Reproduce the data exactly and drop any pictures it holds.

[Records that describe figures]
========

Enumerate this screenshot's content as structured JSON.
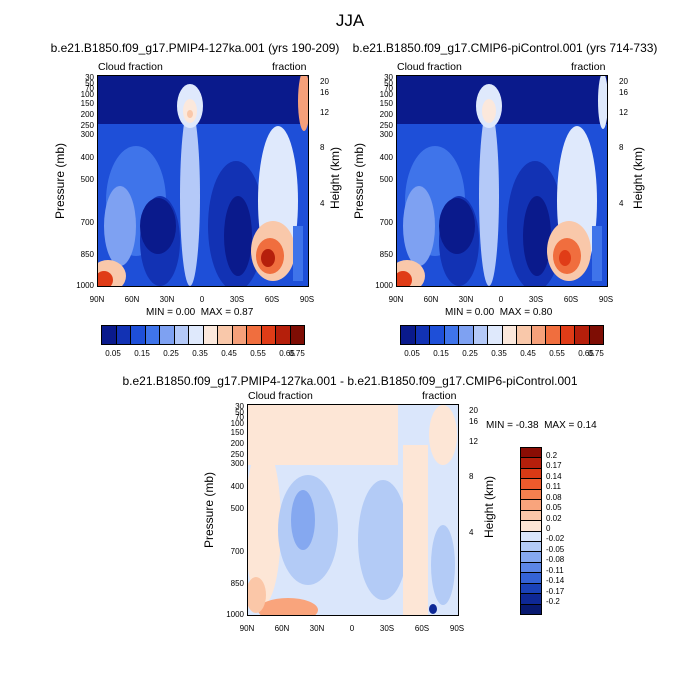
{
  "main_title": "JJA",
  "chart_data": [
    {
      "type": "heatmap",
      "title": "b.e21.B1850.f09_g17.PMIP4-127ka.001 (yrs 190-209)",
      "left_label": "Cloud fraction",
      "right_label": "fraction",
      "ylabel": "Pressure (mb)",
      "y2label": "Height (km)",
      "x_ticks": [
        "90N",
        "60N",
        "30N",
        "0",
        "30S",
        "60S",
        "90S"
      ],
      "y_ticks": [
        "30",
        "50",
        "70",
        "100",
        "150",
        "200",
        "250",
        "300",
        "400",
        "500",
        "700",
        "850",
        "1000"
      ],
      "y2_ticks": [
        "20",
        "16",
        "12",
        "8",
        "4"
      ],
      "min_label": "MIN =",
      "min": "0.00",
      "max_label": "MAX =",
      "max": "0.87",
      "colorbar_labels": [
        "0.05",
        "0.15",
        "0.25",
        "0.35",
        "0.45",
        "0.55",
        "0.65",
        "0.75"
      ],
      "colorbar_colors": [
        "#0a1a8c",
        "#1232b4",
        "#1e4fd8",
        "#3f74ea",
        "#7ea1f2",
        "#b4c9f8",
        "#dfe9fc",
        "#fbe8dc",
        "#f9c8aa",
        "#f5a07a",
        "#f06e3e",
        "#e03c17",
        "#b51f0b",
        "#7e0d04"
      ]
    },
    {
      "type": "heatmap",
      "title": "b.e21.B1850.f09_g17.CMIP6-piControl.001 (yrs 714-733)",
      "left_label": "Cloud fraction",
      "right_label": "fraction",
      "ylabel": "Pressure (mb)",
      "y2label": "Height (km)",
      "x_ticks": [
        "90N",
        "60N",
        "30N",
        "0",
        "30S",
        "60S",
        "90S"
      ],
      "y_ticks": [
        "30",
        "50",
        "70",
        "100",
        "150",
        "200",
        "250",
        "300",
        "400",
        "500",
        "700",
        "850",
        "1000"
      ],
      "y2_ticks": [
        "20",
        "16",
        "12",
        "8",
        "4"
      ],
      "min_label": "MIN =",
      "min": "0.00",
      "max_label": "MAX =",
      "max": "0.80",
      "colorbar_labels": [
        "0.05",
        "0.15",
        "0.25",
        "0.35",
        "0.45",
        "0.55",
        "0.65",
        "0.75"
      ],
      "colorbar_colors": [
        "#0a1a8c",
        "#1232b4",
        "#1e4fd8",
        "#3f74ea",
        "#7ea1f2",
        "#b4c9f8",
        "#dfe9fc",
        "#fbe8dc",
        "#f9c8aa",
        "#f5a07a",
        "#f06e3e",
        "#e03c17",
        "#b51f0b",
        "#7e0d04"
      ]
    },
    {
      "type": "heatmap",
      "title": "b.e21.B1850.f09_g17.PMIP4-127ka.001 - b.e21.B1850.f09_g17.CMIP6-piControl.001",
      "left_label": "Cloud fraction",
      "right_label": "fraction",
      "ylabel": "Pressure (mb)",
      "y2label": "Height (km)",
      "x_ticks": [
        "90N",
        "60N",
        "30N",
        "0",
        "30S",
        "60S",
        "90S"
      ],
      "y_ticks": [
        "30",
        "50",
        "70",
        "100",
        "150",
        "200",
        "250",
        "300",
        "400",
        "500",
        "700",
        "850",
        "1000"
      ],
      "y2_ticks": [
        "20",
        "16",
        "12",
        "8",
        "4"
      ],
      "min_label": "MIN =",
      "min": "-0.38",
      "max_label": "MAX =",
      "max": "0.14",
      "colorbar_labels": [
        "0.2",
        "0.17",
        "0.14",
        "0.11",
        "0.08",
        "0.05",
        "0.02",
        "0",
        "-0.02",
        "-0.05",
        "-0.08",
        "-0.11",
        "-0.14",
        "-0.17",
        "-0.2"
      ],
      "colorbar_colors": [
        "#8b0d04",
        "#b51f0b",
        "#d93a15",
        "#ee5a2c",
        "#f5804f",
        "#f9a47c",
        "#fbc7a8",
        "#fde6d6",
        "#dae6fb",
        "#b3cbf6",
        "#85a8f0",
        "#5c86e6",
        "#3463d6",
        "#1a42b8",
        "#0e2896",
        "#081970"
      ]
    }
  ]
}
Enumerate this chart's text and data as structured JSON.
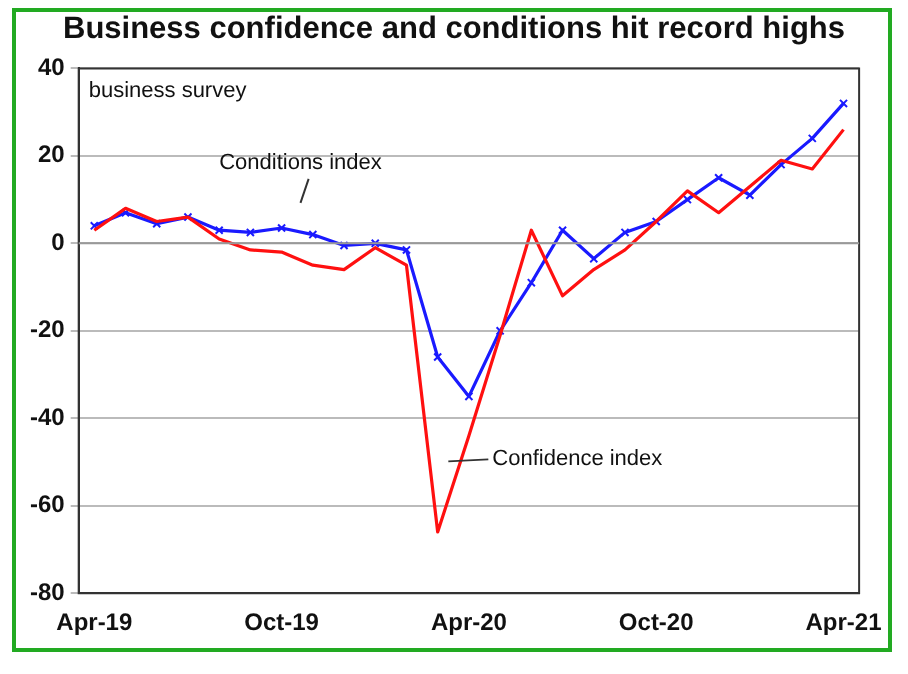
{
  "chart_data": {
    "type": "line",
    "title": "Business confidence and conditions hit record highs",
    "subtitle": "business survey",
    "categories": [
      "Apr-19",
      null,
      null,
      null,
      null,
      null,
      "Oct-19",
      null,
      null,
      null,
      null,
      null,
      "Apr-20",
      null,
      null,
      null,
      null,
      null,
      "Oct-20",
      null,
      null,
      null,
      null,
      null,
      "Apr-21"
    ],
    "series": [
      {
        "name": "Confidence index",
        "color": "#ff1010",
        "marker": "none",
        "values": [
          3,
          8,
          5,
          6,
          1,
          -1.5,
          -2,
          -5,
          -6,
          -1,
          -5,
          -66,
          -44,
          -21,
          3,
          -12,
          -6,
          -1.5,
          5,
          12,
          7,
          13,
          19,
          17,
          26
        ]
      },
      {
        "name": "Conditions index",
        "color": "#1a1aff",
        "marker": "cross",
        "values": [
          4,
          7,
          4.5,
          6,
          3,
          2.5,
          3.5,
          2,
          -0.5,
          0,
          -1.5,
          -26,
          -35,
          -20,
          -9,
          3,
          -3.5,
          2.5,
          5,
          10,
          15,
          11,
          18,
          24,
          32
        ]
      }
    ],
    "ylim": [
      -80,
      40
    ],
    "yticks": [
      -80,
      -60,
      -40,
      -20,
      0,
      20,
      40
    ],
    "grid": "y",
    "legend": false,
    "line_style": "solid"
  }
}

========

Full answer =>
Enumerate this screenshot's content as structured JSON.
{
  "main_title": "JJA",
  "chart_data": [
    {
      "type": "heatmap",
      "title": "b.e21.B1850.f09_g17.PMIP4-127ka.001 (yrs 190-209)",
      "left_label": "Cloud fraction",
      "right_label": "fraction",
      "ylabel": "Pressure (mb)",
      "y2label": "Height (km)",
      "x_ticks": [
        "90N",
        "60N",
        "30N",
        "0",
        "30S",
        "60S",
        "90S"
      ],
      "y_ticks": [
        "30",
        "50",
        "70",
        "100",
        "150",
        "200",
        "250",
        "300",
        "400",
        "500",
        "700",
        "850",
        "1000"
      ],
      "y2_ticks": [
        "20",
        "16",
        "12",
        "8",
        "4"
      ],
      "min_label": "MIN =",
      "min": "0.00",
      "max_label": "MAX =",
      "max": "0.87",
      "colorbar_labels": [
        "0.05",
        "0.15",
        "0.25",
        "0.35",
        "0.45",
        "0.55",
        "0.65",
        "0.75"
      ],
      "colorbar_colors": [
        "#0a1a8c",
        "#1232b4",
        "#1e4fd8",
        "#3f74ea",
        "#7ea1f2",
        "#b4c9f8",
        "#dfe9fc",
        "#fbe8dc",
        "#f9c8aa",
        "#f5a07a",
        "#f06e3e",
        "#e03c17",
        "#b51f0b",
        "#7e0d04"
      ]
    },
    {
      "type": "heatmap",
      "title": "b.e21.B1850.f09_g17.CMIP6-piControl.001 (yrs 714-733)",
      "left_label": "Cloud fraction",
      "right_label": "fraction",
      "ylabel": "Pressure (mb)",
      "y2label": "Height (km)",
      "x_ticks": [
        "90N",
        "60N",
        "30N",
        "0",
        "30S",
        "60S",
        "90S"
      ],
      "y_ticks": [
        "30",
        "50",
        "70",
        "100",
        "150",
        "200",
        "250",
        "300",
        "400",
        "500",
        "700",
        "850",
        "1000"
      ],
      "y2_ticks": [
        "20",
        "16",
        "12",
        "8",
        "4"
      ],
      "min_label": "MIN =",
      "min": "0.00",
      "max_label": "MAX =",
      "max": "0.80",
      "colorbar_labels": [
        "0.05",
        "0.15",
        "0.25",
        "0.35",
        "0.45",
        "0.55",
        "0.65",
        "0.75"
      ],
      "colorbar_colors": [
        "#0a1a8c",
        "#1232b4",
        "#1e4fd8",
        "#3f74ea",
        "#7ea1f2",
        "#b4c9f8",
        "#dfe9fc",
        "#fbe8dc",
        "#f9c8aa",
        "#f5a07a",
        "#f06e3e",
        "#e03c17",
        "#b51f0b",
        "#7e0d04"
      ]
    },
    {
      "type": "heatmap",
      "title": "b.e21.B1850.f09_g17.PMIP4-127ka.001 - b.e21.B1850.f09_g17.CMIP6-piControl.001",
      "left_label": "Cloud fraction",
      "right_label": "fraction",
      "ylabel": "Pressure (mb)",
      "y2label": "Height (km)",
      "x_ticks": [
        "90N",
        "60N",
        "30N",
        "0",
        "30S",
        "60S",
        "90S"
      ],
      "y_ticks": [
        "30",
        "50",
        "70",
        "100",
        "150",
        "200",
        "250",
        "300",
        "400",
        "500",
        "700",
        "850",
        "1000"
      ],
      "y2_ticks": [
        "20",
        "16",
        "12",
        "8",
        "4"
      ],
      "min_label": "MIN =",
      "min": "-0.38",
      "max_label": "MAX =",
      "max": "0.14",
      "colorbar_labels": [
        "0.2",
        "0.17",
        "0.14",
        "0.11",
        "0.08",
        "0.05",
        "0.02",
        "0",
        "-0.02",
        "-0.05",
        "-0.08",
        "-0.11",
        "-0.14",
        "-0.17",
        "-0.2"
      ],
      "colorbar_colors": [
        "#8b0d04",
        "#b51f0b",
        "#d93a15",
        "#ee5a2c",
        "#f5804f",
        "#f9a47c",
        "#fbc7a8",
        "#fde6d6",
        "#dae6fb",
        "#b3cbf6",
        "#85a8f0",
        "#5c86e6",
        "#3463d6",
        "#1a42b8",
        "#0e2896",
        "#081970"
      ]
    }
  ]
}
Enumerate this chart's text and data as structured JSON.
{
  "chart_data": {
    "type": "line",
    "title": "Business confidence and conditions hit record highs",
    "subtitle": "business survey",
    "categories": [
      "Apr-19",
      null,
      null,
      null,
      null,
      null,
      "Oct-19",
      null,
      null,
      null,
      null,
      null,
      "Apr-20",
      null,
      null,
      null,
      null,
      null,
      "Oct-20",
      null,
      null,
      null,
      null,
      null,
      "Apr-21"
    ],
    "series": [
      {
        "name": "Confidence index",
        "color": "#ff1010",
        "marker": "none",
        "values": [
          3,
          8,
          5,
          6,
          1,
          -1.5,
          -2,
          -5,
          -6,
          -1,
          -5,
          -66,
          -44,
          -21,
          3,
          -12,
          -6,
          -1.5,
          5,
          12,
          7,
          13,
          19,
          17,
          26
        ]
      },
      {
        "name": "Conditions index",
        "color": "#1a1aff",
        "marker": "cross",
        "values": [
          4,
          7,
          4.5,
          6,
          3,
          2.5,
          3.5,
          2,
          -0.5,
          0,
          -1.5,
          -26,
          -35,
          -20,
          -9,
          3,
          -3.5,
          2.5,
          5,
          10,
          15,
          11,
          18,
          24,
          32
        ]
      }
    ],
    "ylim": [
      -80,
      40
    ],
    "yticks": [
      -80,
      -60,
      -40,
      -20,
      0,
      20,
      40
    ],
    "grid": "y",
    "legend": false,
    "line_style": "solid"
  }
}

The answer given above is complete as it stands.